**Data provided**
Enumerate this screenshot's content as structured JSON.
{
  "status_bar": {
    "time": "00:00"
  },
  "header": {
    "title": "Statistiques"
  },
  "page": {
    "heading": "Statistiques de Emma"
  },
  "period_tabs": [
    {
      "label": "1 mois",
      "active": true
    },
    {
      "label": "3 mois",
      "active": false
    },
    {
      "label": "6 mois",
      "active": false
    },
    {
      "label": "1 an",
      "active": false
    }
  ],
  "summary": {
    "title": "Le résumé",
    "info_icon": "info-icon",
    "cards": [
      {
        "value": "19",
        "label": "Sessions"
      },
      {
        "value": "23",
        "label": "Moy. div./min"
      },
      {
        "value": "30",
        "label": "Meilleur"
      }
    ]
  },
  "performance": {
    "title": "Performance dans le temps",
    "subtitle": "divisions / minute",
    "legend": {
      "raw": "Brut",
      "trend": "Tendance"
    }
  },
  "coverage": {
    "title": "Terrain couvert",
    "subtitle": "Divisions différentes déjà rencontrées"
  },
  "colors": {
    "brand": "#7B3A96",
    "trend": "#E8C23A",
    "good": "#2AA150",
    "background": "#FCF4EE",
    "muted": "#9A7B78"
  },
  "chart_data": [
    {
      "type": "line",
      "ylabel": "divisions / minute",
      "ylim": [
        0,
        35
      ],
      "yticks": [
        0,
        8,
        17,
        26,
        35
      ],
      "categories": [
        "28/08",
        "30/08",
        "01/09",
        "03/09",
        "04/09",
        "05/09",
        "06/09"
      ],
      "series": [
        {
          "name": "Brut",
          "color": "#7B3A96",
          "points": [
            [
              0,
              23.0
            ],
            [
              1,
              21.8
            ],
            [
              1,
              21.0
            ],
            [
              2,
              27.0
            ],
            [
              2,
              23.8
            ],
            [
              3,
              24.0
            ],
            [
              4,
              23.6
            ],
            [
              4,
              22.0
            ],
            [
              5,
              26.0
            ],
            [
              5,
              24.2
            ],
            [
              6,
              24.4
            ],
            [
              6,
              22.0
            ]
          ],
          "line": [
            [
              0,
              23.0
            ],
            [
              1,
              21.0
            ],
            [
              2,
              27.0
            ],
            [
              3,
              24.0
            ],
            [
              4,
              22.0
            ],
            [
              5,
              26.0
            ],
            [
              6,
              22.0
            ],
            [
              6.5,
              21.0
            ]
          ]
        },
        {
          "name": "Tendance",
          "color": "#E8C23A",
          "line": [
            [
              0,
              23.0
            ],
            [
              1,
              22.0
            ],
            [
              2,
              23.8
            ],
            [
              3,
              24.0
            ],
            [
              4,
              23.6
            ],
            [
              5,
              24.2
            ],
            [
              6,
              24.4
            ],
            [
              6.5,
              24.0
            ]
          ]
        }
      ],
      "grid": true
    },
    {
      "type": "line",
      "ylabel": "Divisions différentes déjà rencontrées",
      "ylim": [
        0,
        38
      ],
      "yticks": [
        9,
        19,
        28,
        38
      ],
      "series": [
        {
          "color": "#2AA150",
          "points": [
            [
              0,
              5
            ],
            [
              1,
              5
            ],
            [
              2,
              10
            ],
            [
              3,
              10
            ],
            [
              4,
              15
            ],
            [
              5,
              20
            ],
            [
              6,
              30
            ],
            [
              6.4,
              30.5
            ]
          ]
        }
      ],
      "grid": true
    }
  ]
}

**Description of the task**
Please set down all the data word for word.

**Result of the exercise**
Enumerate this screenshot's content as structured JSON.
{
  "status_bar": {
    "time": "00:00"
  },
  "header": {
    "title": "Statistiques"
  },
  "page": {
    "heading": "Statistiques de Emma"
  },
  "period_tabs": [
    {
      "label": "1 mois",
      "active": true
    },
    {
      "label": "3 mois",
      "active": false
    },
    {
      "label": "6 mois",
      "active": false
    },
    {
      "label": "1 an",
      "active": false
    }
  ],
  "summary": {
    "title": "Le résumé",
    "info_icon": "info-icon",
    "cards": [
      {
        "value": "19",
        "label": "Sessions"
      },
      {
        "value": "23",
        "label": "Moy. div./min"
      },
      {
        "value": "30",
        "label": "Meilleur"
      }
    ]
  },
  "performance": {
    "title": "Performance dans le temps",
    "subtitle": "divisions / minute",
    "legend": {
      "raw": "Brut",
      "trend": "Tendance"
    }
  },
  "coverage": {
    "title": "Terrain couvert",
    "subtitle": "Divisions différentes déjà rencontrées"
  },
  "colors": {
    "brand": "#7B3A96",
    "trend": "#E8C23A",
    "good": "#2AA150",
    "background": "#FCF4EE",
    "muted": "#9A7B78"
  },
  "chart_data": [
    {
      "type": "line",
      "ylabel": "divisions / minute",
      "ylim": [
        0,
        35
      ],
      "yticks": [
        0,
        8,
        17,
        26,
        35
      ],
      "categories": [
        "28/08",
        "30/08",
        "01/09",
        "03/09",
        "04/09",
        "05/09",
        "06/09"
      ],
      "series": [
        {
          "name": "Brut",
          "color": "#7B3A96",
          "points": [
            [
              0,
              23.0
            ],
            [
              1,
              21.8
            ],
            [
              1,
              21.0
            ],
            [
              2,
              27.0
            ],
            [
              2,
              23.8
            ],
            [
              3,
              24.0
            ],
            [
              4,
              23.6
            ],
            [
              4,
              22.0
            ],
            [
              5,
              26.0
            ],
            [
              5,
              24.2
            ],
            [
              6,
              24.4
            ],
            [
              6,
              22.0
            ]
          ],
          "line": [
            [
              0,
              23.0
            ],
            [
              1,
              21.0
            ],
            [
              2,
              27.0
            ],
            [
              3,
              24.0
            ],
            [
              4,
              22.0
            ],
            [
              5,
              26.0
            ],
            [
              6,
              22.0
            ],
            [
              6.5,
              21.0
            ]
          ]
        },
        {
          "name": "Tendance",
          "color": "#E8C23A",
          "line": [
            [
              0,
              23.0
            ],
            [
              1,
              22.0
            ],
            [
              2,
              23.8
            ],
            [
              3,
              24.0
            ],
            [
              4,
              23.6
            ],
            [
              5,
              24.2
            ],
            [
              6,
              24.4
            ],
            [
              6.5,
              24.0
            ]
          ]
        }
      ],
      "grid": true
    },
    {
      "type": "line",
      "ylabel": "Divisions différentes déjà rencontrées",
      "ylim": [
        0,
        38
      ],
      "yticks": [
        9,
        19,
        28,
        38
      ],
      "series": [
        {
          "color": "#2AA150",
          "points": [
            [
              0,
              5
            ],
            [
              1,
              5
            ],
            [
              2,
              10
            ],
            [
              3,
              10
            ],
            [
              4,
              15
            ],
            [
              5,
              20
            ],
            [
              6,
              30
            ],
            [
              6.4,
              30.5
            ]
          ]
        }
      ],
      "grid": true
    }
  ]
}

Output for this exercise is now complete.